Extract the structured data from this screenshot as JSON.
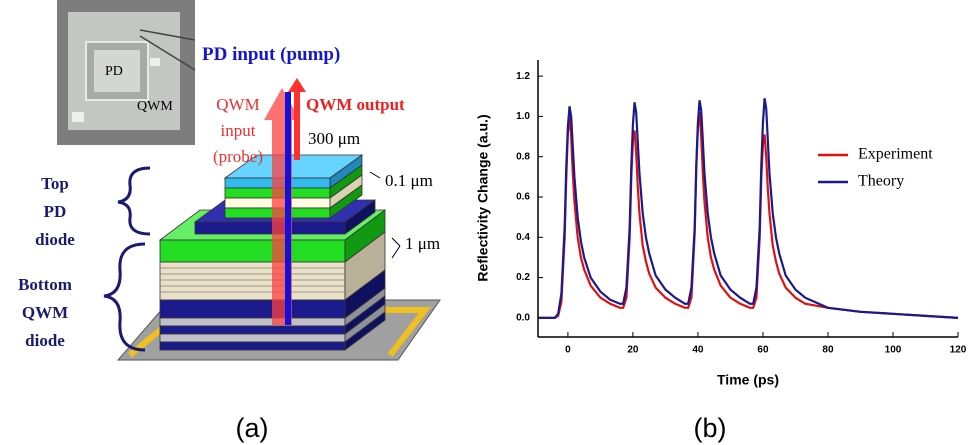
{
  "figure": {
    "photo": {
      "pd": "PD",
      "qwm": "QWM"
    },
    "pd_input": "PD input (pump)",
    "qwm_output": "QWM output",
    "qwm_input": [
      "QWM",
      "input",
      "(probe)"
    ],
    "dims": [
      "300 μm",
      "0.1 μm",
      "1 μm"
    ],
    "top_label": [
      "Top",
      "PD",
      "diode"
    ],
    "bottom_label": [
      "Bottom",
      "QWM",
      "diode"
    ],
    "panel_a": "(a)",
    "panel_b": "(b)"
  },
  "chart_data": {
    "type": "line",
    "xlabel": "Time (ps)",
    "ylabel": "Reflectivity Change (a.u.)",
    "xlim": [
      -9.2,
      120
    ],
    "ylim": [
      -0.095,
      1.28
    ],
    "xticks": [
      0,
      20,
      40,
      60,
      80,
      100,
      120
    ],
    "yticks": [
      {
        "value": 0,
        "label": "0.0"
      },
      {
        "value": 0.2,
        "label": "0.2"
      },
      {
        "value": 0.4,
        "label": "0.4"
      },
      {
        "value": 0.6,
        "label": "0.6"
      },
      {
        "value": 0.8,
        "label": "0.8"
      },
      {
        "value": 1.0,
        "label": "1.0"
      },
      {
        "value": 1.2,
        "label": "1.2"
      }
    ],
    "legend": "upper right",
    "x": [
      -9,
      -4,
      -3,
      -2,
      -1,
      -0.5,
      0,
      0.5,
      1,
      1.5,
      2,
      3,
      4,
      5,
      7,
      10,
      13,
      16,
      17,
      18,
      19,
      19.5,
      20,
      20.5,
      21,
      21.5,
      22,
      23,
      24,
      25,
      27,
      30,
      33,
      36,
      37,
      38,
      39,
      39.5,
      40,
      40.5,
      41,
      41.5,
      42,
      43,
      44,
      45,
      47,
      50,
      53,
      56,
      57,
      58,
      59,
      59.5,
      60,
      60.5,
      61,
      61.5,
      62,
      63,
      64,
      65,
      67,
      70,
      73,
      80,
      90,
      100,
      110,
      120
    ],
    "series": [
      {
        "name": "Experiment",
        "color": "#e01010",
        "values": [
          0,
          0,
          0.01,
          0.08,
          0.4,
          0.7,
          0.92,
          1.0,
          0.9,
          0.72,
          0.58,
          0.4,
          0.3,
          0.24,
          0.16,
          0.1,
          0.07,
          0.05,
          0.05,
          0.1,
          0.4,
          0.7,
          0.88,
          0.93,
          0.82,
          0.65,
          0.52,
          0.36,
          0.28,
          0.22,
          0.15,
          0.1,
          0.07,
          0.05,
          0.05,
          0.1,
          0.42,
          0.75,
          0.95,
          1.02,
          0.9,
          0.72,
          0.58,
          0.4,
          0.3,
          0.24,
          0.16,
          0.1,
          0.07,
          0.05,
          0.05,
          0.1,
          0.4,
          0.7,
          0.86,
          0.91,
          0.8,
          0.64,
          0.52,
          0.36,
          0.28,
          0.22,
          0.15,
          0.1,
          0.07,
          0.05,
          0.03,
          0.02,
          0.01,
          0.0
        ]
      },
      {
        "name": "Theory",
        "color": "#1a1a8c",
        "values": [
          0,
          0,
          0.02,
          0.12,
          0.45,
          0.75,
          0.95,
          1.05,
          1.0,
          0.85,
          0.7,
          0.5,
          0.38,
          0.3,
          0.2,
          0.13,
          0.09,
          0.07,
          0.07,
          0.15,
          0.45,
          0.75,
          0.96,
          1.07,
          1.02,
          0.87,
          0.72,
          0.52,
          0.4,
          0.32,
          0.21,
          0.14,
          0.1,
          0.07,
          0.07,
          0.15,
          0.45,
          0.76,
          0.97,
          1.08,
          1.03,
          0.88,
          0.72,
          0.52,
          0.4,
          0.32,
          0.21,
          0.14,
          0.1,
          0.07,
          0.07,
          0.15,
          0.45,
          0.76,
          0.97,
          1.09,
          1.04,
          0.88,
          0.72,
          0.52,
          0.4,
          0.32,
          0.21,
          0.14,
          0.1,
          0.05,
          0.03,
          0.02,
          0.01,
          0.0
        ]
      }
    ]
  }
}
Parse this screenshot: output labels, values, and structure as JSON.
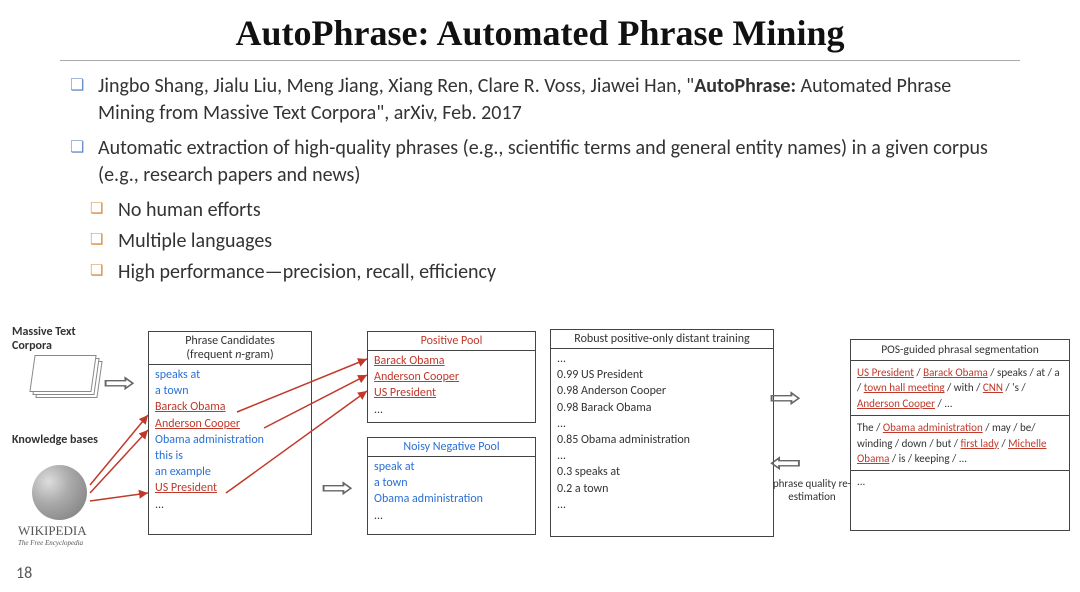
{
  "title": "AutoPhrase: Automated Phrase Mining",
  "bullet1_prefix": "Jingbo Shang, Jialu Liu, Meng Jiang, Xiang Ren, Clare R. Voss, Jiawei Han, \"",
  "bullet1_bold": "AutoPhrase:",
  "bullet1_suffix": " Automated Phrase Mining from Massive Text Corpora\", arXiv, Feb. 2017",
  "bullet2": "Automatic extraction of high-quality phrases (e.g., scientific terms and general entity names) in a given corpus (e.g., research papers and news)",
  "sub1": "No human efforts",
  "sub2": "Multiple languages",
  "sub3": "High performance—precision, recall, efficiency",
  "page_num": "18",
  "diagram": {
    "corpora_label": "Massive Text Corpora",
    "kb_label": "Knowledge bases",
    "wiki": "WIKIPEDIA",
    "wiki_sub": "The Free Encyclopedia",
    "candidates": {
      "header_l1": "Phrase Candidates",
      "header_l2": "(frequent ",
      "header_ital": "n",
      "header_l2b": "-gram)",
      "items": [
        {
          "t": "speaks at",
          "c": "blue"
        },
        {
          "t": "a town",
          "c": "blue"
        },
        {
          "t": "Barack Obama",
          "c": "red"
        },
        {
          "t": "Anderson Cooper",
          "c": "red"
        },
        {
          "t": "Obama administration",
          "c": "blue"
        },
        {
          "t": "this is",
          "c": "blue"
        },
        {
          "t": "an example",
          "c": "blue"
        },
        {
          "t": "US President",
          "c": "red"
        },
        {
          "t": "...",
          "c": ""
        }
      ]
    },
    "positive": {
      "header": "Positive Pool",
      "items": [
        {
          "t": "Barack Obama",
          "c": "red"
        },
        {
          "t": "Anderson Cooper",
          "c": "red"
        },
        {
          "t": "US President",
          "c": "red"
        },
        {
          "t": "...",
          "c": ""
        }
      ]
    },
    "negative": {
      "header": "Noisy Negative Pool",
      "items": [
        {
          "t": "speak at",
          "c": "blue"
        },
        {
          "t": "a town",
          "c": "blue"
        },
        {
          "t": "Obama administration",
          "c": "blue"
        },
        {
          "t": "...",
          "c": ""
        }
      ]
    },
    "robust": {
      "header": "Robust positive-only distant training",
      "items": [
        "...",
        "0.99 US President",
        "0.98 Anderson Cooper",
        "0.98 Barack Obama",
        "...",
        "0.85 Obama administration",
        "...",
        "0.3 speaks at",
        "0.2 a town",
        "..."
      ]
    },
    "pos": {
      "header": "POS-guided phrasal segmentation",
      "seg1": [
        {
          "t": "US President",
          "c": "red"
        },
        {
          "t": " / "
        },
        {
          "t": "Barack Obama",
          "c": "red"
        },
        {
          "t": " / speaks / at / a / "
        },
        {
          "t": "town  hall meeting",
          "c": "red"
        },
        {
          "t": " / with / "
        },
        {
          "t": "CNN",
          "c": "red"
        },
        {
          "t": " / 's / "
        },
        {
          "t": "Anderson Cooper",
          "c": "red"
        },
        {
          "t": " / ..."
        }
      ],
      "seg2": [
        {
          "t": "The / "
        },
        {
          "t": "Obama administration",
          "c": "red"
        },
        {
          "t": " / may / be/ winding / down / but / "
        },
        {
          "t": "first lady",
          "c": "red"
        },
        {
          "t": " / "
        },
        {
          "t": "Michelle Obama",
          "c": "red"
        },
        {
          "t": " / is / keeping /  ..."
        }
      ],
      "dots": "..."
    },
    "phrase_quality": "phrase quality re-estimation"
  }
}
......
- _Problem description_:
Show every line in the entries where the string "Pool" occurs.

- _Result below_:
      "header": "Positive Pool",
      "header": "Noisy Negative Pool",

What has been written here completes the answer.